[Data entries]
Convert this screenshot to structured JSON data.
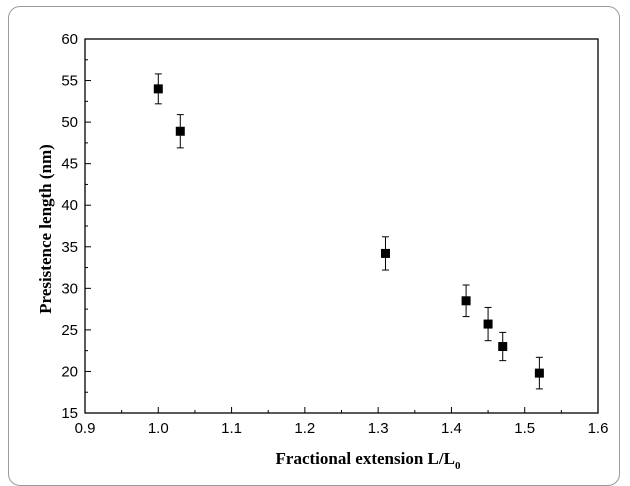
{
  "chart_data": {
    "type": "scatter",
    "title": "",
    "xlabel": "Fractional extension L/L",
    "xlabel_subscript": "0",
    "ylabel": "Presistence length (nm)",
    "xlim": [
      0.9,
      1.6
    ],
    "ylim": [
      15,
      60
    ],
    "xticks": [
      "0.9",
      "1.0",
      "1.1",
      "1.2",
      "1.3",
      "1.4",
      "1.5",
      "1.6"
    ],
    "yticks": [
      "15",
      "20",
      "25",
      "30",
      "35",
      "40",
      "45",
      "50",
      "55",
      "60"
    ],
    "grid": false,
    "legend": "none",
    "marker": "square",
    "marker_color": "#000000",
    "series": [
      {
        "x": [
          1.0,
          1.03,
          1.31,
          1.42,
          1.45,
          1.47,
          1.52
        ],
        "y": [
          54.0,
          48.9,
          34.2,
          28.5,
          25.7,
          23.0,
          19.8
        ],
        "yerr": [
          1.8,
          2.0,
          2.0,
          1.9,
          2.0,
          1.7,
          1.9
        ]
      }
    ]
  }
}
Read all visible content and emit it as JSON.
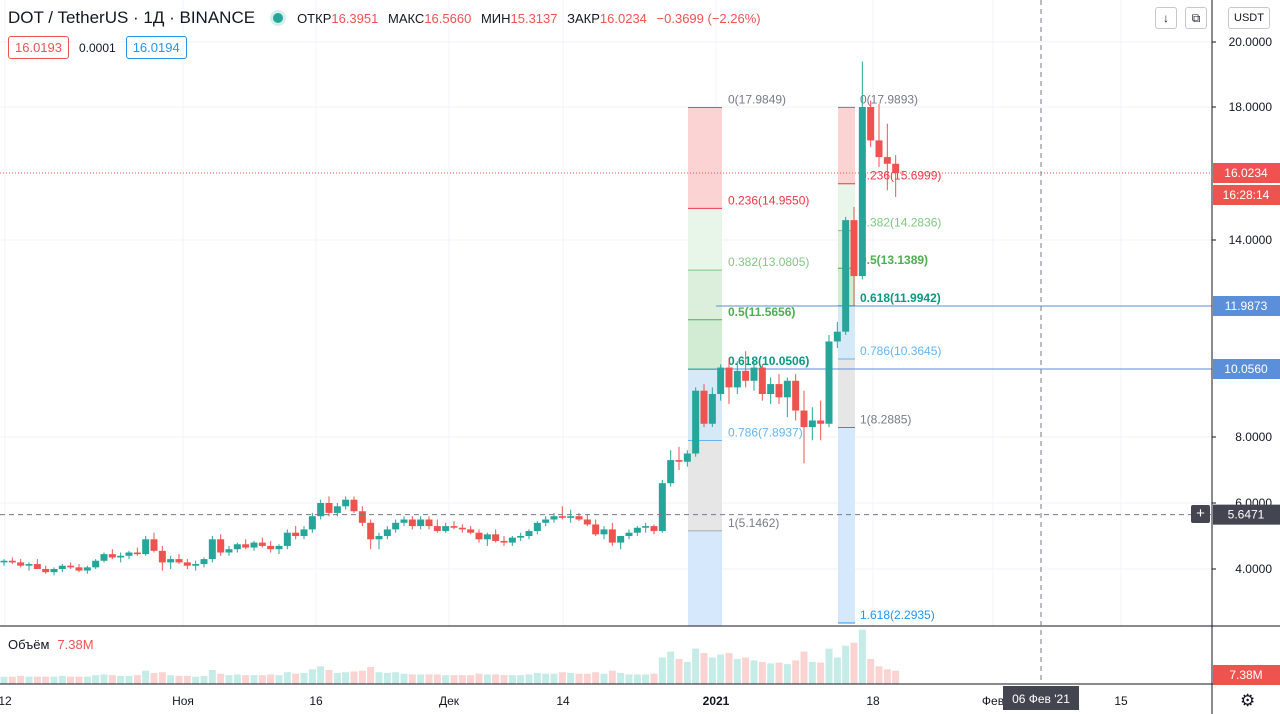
{
  "header": {
    "symbol": "DOT / TetherUS · 1Д · BINANCE",
    "ohlc": [
      {
        "label": "ОТКР",
        "value": "16.3951"
      },
      {
        "label": "МАКС",
        "value": "16.5660"
      },
      {
        "label": "МИН",
        "value": "15.3137"
      },
      {
        "label": "ЗАКР",
        "value": "16.0234"
      }
    ],
    "change": "−0.3699 (−2.26%)"
  },
  "quote": {
    "bid": "16.0193",
    "spread": "0.0001",
    "ask": "16.0194"
  },
  "toolbar": {
    "down_icon": "arrow-down-icon",
    "expand_icon": "expand-icon",
    "currency": "USDT"
  },
  "volume": {
    "label": "Объём",
    "value": "7.38M",
    "axis_badge": "7.38M"
  },
  "crosshair": {
    "price": "5.6471",
    "date": "06 Фев '21",
    "plus_label": "+"
  },
  "colors": {
    "up": "#26a69a",
    "down": "#ef5350",
    "line": "#2962ff",
    "grid": "#f0f3fa"
  },
  "chart_data": {
    "type": "candlestick",
    "price_axis": {
      "ticks": [
        {
          "label": "20.0000",
          "value": 20
        },
        {
          "label": "18.0000",
          "value": 18
        },
        {
          "label": "14.0000",
          "value": 14
        },
        {
          "label": "8.0000",
          "value": 8
        },
        {
          "label": "6.0000",
          "value": 6
        },
        {
          "label": "4.0000",
          "value": 4
        }
      ],
      "range": [
        2.2,
        20.6
      ],
      "last_price": "16.0234",
      "countdown": "16:28:14",
      "level_labels": [
        "11.9873",
        "10.0560"
      ],
      "level_values": [
        11.9873,
        10.056
      ]
    },
    "time_axis": [
      "12",
      "Ноя",
      "16",
      "Дек",
      "14",
      "2021",
      "18",
      "Фев",
      "15"
    ],
    "candles": [
      [
        4.2,
        4.3,
        4.1,
        4.25
      ],
      [
        4.25,
        4.35,
        4.15,
        4.2
      ],
      [
        4.2,
        4.3,
        4.05,
        4.1
      ],
      [
        4.1,
        4.2,
        3.95,
        4.15
      ],
      [
        4.15,
        4.3,
        4.05,
        4.0
      ],
      [
        4.0,
        4.1,
        3.85,
        3.9
      ],
      [
        3.9,
        4.05,
        3.8,
        4.0
      ],
      [
        4.0,
        4.15,
        3.9,
        4.1
      ],
      [
        4.1,
        4.2,
        4.0,
        4.05
      ],
      [
        4.05,
        4.15,
        3.9,
        3.95
      ],
      [
        3.95,
        4.1,
        3.85,
        4.05
      ],
      [
        4.05,
        4.3,
        4.0,
        4.25
      ],
      [
        4.25,
        4.5,
        4.2,
        4.45
      ],
      [
        4.45,
        4.6,
        4.3,
        4.35
      ],
      [
        4.35,
        4.5,
        4.2,
        4.4
      ],
      [
        4.4,
        4.55,
        4.3,
        4.5
      ],
      [
        4.5,
        4.65,
        4.4,
        4.45
      ],
      [
        4.45,
        5.0,
        4.4,
        4.9
      ],
      [
        4.9,
        5.1,
        4.5,
        4.55
      ],
      [
        4.55,
        4.7,
        3.95,
        4.2
      ],
      [
        4.2,
        4.4,
        4.0,
        4.3
      ],
      [
        4.3,
        4.45,
        4.15,
        4.2
      ],
      [
        4.2,
        4.3,
        4.0,
        4.1
      ],
      [
        4.1,
        4.25,
        3.95,
        4.15
      ],
      [
        4.15,
        4.35,
        4.05,
        4.3
      ],
      [
        4.3,
        5.0,
        4.2,
        4.9
      ],
      [
        4.9,
        5.05,
        4.4,
        4.5
      ],
      [
        4.5,
        4.7,
        4.4,
        4.6
      ],
      [
        4.6,
        4.8,
        4.5,
        4.75
      ],
      [
        4.75,
        4.9,
        4.6,
        4.65
      ],
      [
        4.65,
        4.85,
        4.55,
        4.8
      ],
      [
        4.8,
        4.95,
        4.65,
        4.7
      ],
      [
        4.7,
        4.85,
        4.5,
        4.6
      ],
      [
        4.6,
        4.75,
        4.45,
        4.7
      ],
      [
        4.7,
        5.2,
        4.6,
        5.1
      ],
      [
        5.1,
        5.3,
        4.9,
        5.0
      ],
      [
        5.0,
        5.3,
        4.9,
        5.2
      ],
      [
        5.2,
        5.7,
        5.1,
        5.6
      ],
      [
        5.6,
        6.1,
        5.5,
        6.0
      ],
      [
        6.0,
        6.2,
        5.6,
        5.7
      ],
      [
        5.7,
        6.0,
        5.6,
        5.9
      ],
      [
        5.9,
        6.2,
        5.8,
        6.1
      ],
      [
        6.1,
        6.2,
        5.7,
        5.75
      ],
      [
        5.75,
        5.9,
        5.3,
        5.4
      ],
      [
        5.4,
        5.5,
        4.6,
        4.9
      ],
      [
        4.9,
        5.1,
        4.6,
        5.0
      ],
      [
        5.0,
        5.3,
        4.9,
        5.2
      ],
      [
        5.2,
        5.5,
        5.1,
        5.4
      ],
      [
        5.4,
        5.6,
        5.3,
        5.5
      ],
      [
        5.5,
        5.6,
        5.2,
        5.3
      ],
      [
        5.3,
        5.6,
        5.2,
        5.5
      ],
      [
        5.5,
        5.6,
        5.2,
        5.3
      ],
      [
        5.3,
        5.5,
        5.1,
        5.15
      ],
      [
        5.15,
        5.4,
        5.1,
        5.3
      ],
      [
        5.3,
        5.45,
        5.2,
        5.25
      ],
      [
        5.25,
        5.35,
        5.1,
        5.2
      ],
      [
        5.2,
        5.3,
        5.05,
        5.1
      ],
      [
        5.1,
        5.2,
        4.8,
        4.9
      ],
      [
        4.9,
        5.1,
        4.7,
        5.05
      ],
      [
        5.05,
        5.2,
        4.8,
        4.85
      ],
      [
        4.85,
        5.0,
        4.7,
        4.8
      ],
      [
        4.8,
        5.0,
        4.7,
        4.95
      ],
      [
        4.95,
        5.1,
        4.85,
        5.0
      ],
      [
        5.0,
        5.2,
        4.9,
        5.15
      ],
      [
        5.15,
        5.45,
        5.05,
        5.4
      ],
      [
        5.4,
        5.6,
        5.3,
        5.5
      ],
      [
        5.5,
        5.7,
        5.4,
        5.6
      ],
      [
        5.6,
        5.9,
        5.5,
        5.55
      ],
      [
        5.55,
        5.8,
        5.4,
        5.6
      ],
      [
        5.6,
        5.7,
        5.45,
        5.5
      ],
      [
        5.5,
        5.65,
        5.3,
        5.35
      ],
      [
        5.35,
        5.5,
        5.0,
        5.05
      ],
      [
        5.05,
        5.3,
        4.9,
        5.2
      ],
      [
        5.2,
        5.4,
        4.7,
        4.8
      ],
      [
        4.8,
        5.0,
        4.6,
        5.0
      ],
      [
        5.0,
        5.2,
        4.9,
        5.1
      ],
      [
        5.1,
        5.3,
        5.0,
        5.25
      ],
      [
        5.25,
        5.4,
        5.1,
        5.3
      ],
      [
        5.3,
        5.35,
        5.05,
        5.15
      ],
      [
        5.15,
        6.7,
        5.1,
        6.6
      ],
      [
        6.6,
        7.6,
        6.5,
        7.3
      ],
      [
        7.3,
        7.7,
        7.0,
        7.25
      ],
      [
        7.25,
        7.6,
        7.1,
        7.5
      ],
      [
        7.5,
        9.5,
        7.4,
        9.4
      ],
      [
        9.4,
        9.6,
        8.3,
        8.4
      ],
      [
        8.4,
        9.5,
        8.3,
        9.3
      ],
      [
        9.3,
        10.2,
        9.1,
        10.1
      ],
      [
        10.1,
        10.4,
        9.0,
        9.5
      ],
      [
        9.5,
        10.3,
        9.3,
        10.0
      ],
      [
        10.0,
        10.6,
        9.5,
        9.7
      ],
      [
        9.7,
        10.3,
        9.4,
        10.1
      ],
      [
        10.1,
        10.2,
        9.1,
        9.3
      ],
      [
        9.3,
        9.8,
        9.0,
        9.6
      ],
      [
        9.6,
        9.9,
        9.0,
        9.2
      ],
      [
        9.2,
        9.8,
        8.6,
        9.7
      ],
      [
        9.7,
        9.9,
        8.5,
        8.8
      ],
      [
        8.8,
        9.4,
        7.2,
        8.3
      ],
      [
        8.3,
        8.9,
        7.9,
        8.5
      ],
      [
        8.5,
        9.1,
        7.9,
        8.4
      ],
      [
        8.4,
        11.1,
        8.3,
        10.9
      ],
      [
        10.9,
        11.5,
        10.7,
        11.2
      ],
      [
        11.2,
        14.7,
        11.1,
        14.6
      ],
      [
        14.6,
        15.0,
        12.0,
        12.9
      ],
      [
        12.9,
        19.4,
        12.8,
        18.0
      ],
      [
        18.0,
        18.2,
        16.8,
        17.0
      ],
      [
        17.0,
        18.1,
        16.2,
        16.5
      ],
      [
        16.5,
        17.5,
        15.5,
        16.3
      ],
      [
        16.3,
        16.56,
        15.3,
        16.02
      ]
    ],
    "volumes": [
      1,
      1,
      1.1,
      1,
      1,
      1,
      1,
      1.1,
      1,
      1,
      1,
      1.2,
      1.3,
      1.2,
      1.1,
      1.1,
      1.2,
      1.8,
      1.5,
      1.6,
      1.2,
      1.1,
      1.1,
      1,
      1.1,
      1.9,
      1.4,
      1.2,
      1.3,
      1.2,
      1.2,
      1.2,
      1.3,
      1.2,
      1.6,
      1.4,
      1.5,
      2.0,
      2.4,
      1.9,
      1.5,
      1.6,
      1.7,
      1.8,
      2.3,
      1.6,
      1.5,
      1.6,
      1.4,
      1.3,
      1.3,
      1.3,
      1.3,
      1.2,
      1.2,
      1.2,
      1.2,
      1.4,
      1.3,
      1.3,
      1.2,
      1.2,
      1.2,
      1.3,
      1.5,
      1.4,
      1.4,
      1.6,
      1.5,
      1.4,
      1.4,
      1.6,
      1.4,
      1.8,
      1.5,
      1.3,
      1.3,
      1.3,
      1.4,
      3.6,
      4.4,
      3.4,
      3.0,
      4.8,
      4.2,
      3.6,
      4.0,
      4.2,
      3.4,
      3.6,
      3.2,
      3.0,
      2.8,
      2.9,
      2.7,
      3.2,
      4.4,
      3.0,
      2.9,
      4.8,
      3.6,
      5.2,
      5.6,
      7.38,
      3.4,
      2.4,
      2.0,
      1.8
    ]
  },
  "fib_left": {
    "levels": [
      {
        "label": "0(17.9849)",
        "ratio": 0
      },
      {
        "label": "0.236(14.9550)",
        "ratio": 0.236
      },
      {
        "label": "0.382(13.0805)",
        "ratio": 0.382
      },
      {
        "label": "0.5(11.5656)",
        "ratio": 0.5
      },
      {
        "label": "0.618(10.0506)",
        "ratio": 0.618
      },
      {
        "label": "0.786(7.8937)",
        "ratio": 0.786
      },
      {
        "label": "1(5.1462)",
        "ratio": 1
      }
    ],
    "high": 17.9849,
    "low": 5.1462
  },
  "fib_right": {
    "levels": [
      {
        "label": "0(17.9893)",
        "ratio": 0
      },
      {
        "label": "0.236(15.6999)",
        "ratio": 0.236
      },
      {
        "label": "0.382(14.2836)",
        "ratio": 0.382
      },
      {
        "label": "0.5(13.1389)",
        "ratio": 0.5
      },
      {
        "label": "0.618(11.9942)",
        "ratio": 0.618
      },
      {
        "label": "0.786(10.3645)",
        "ratio": 0.786
      },
      {
        "label": "1(8.2885)",
        "ratio": 1
      },
      {
        "label": "1.618(2.2935)",
        "ratio": 1.618
      }
    ],
    "high": 17.9893,
    "low": 8.2885
  }
}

▶ _SHORT TASK_
Which lines hold the word "icon"? Copy every one of them.

▶ _EXERCISE RESPONSE_
    "down_icon": "arrow-down-icon",
    "expand_icon": "expand-icon",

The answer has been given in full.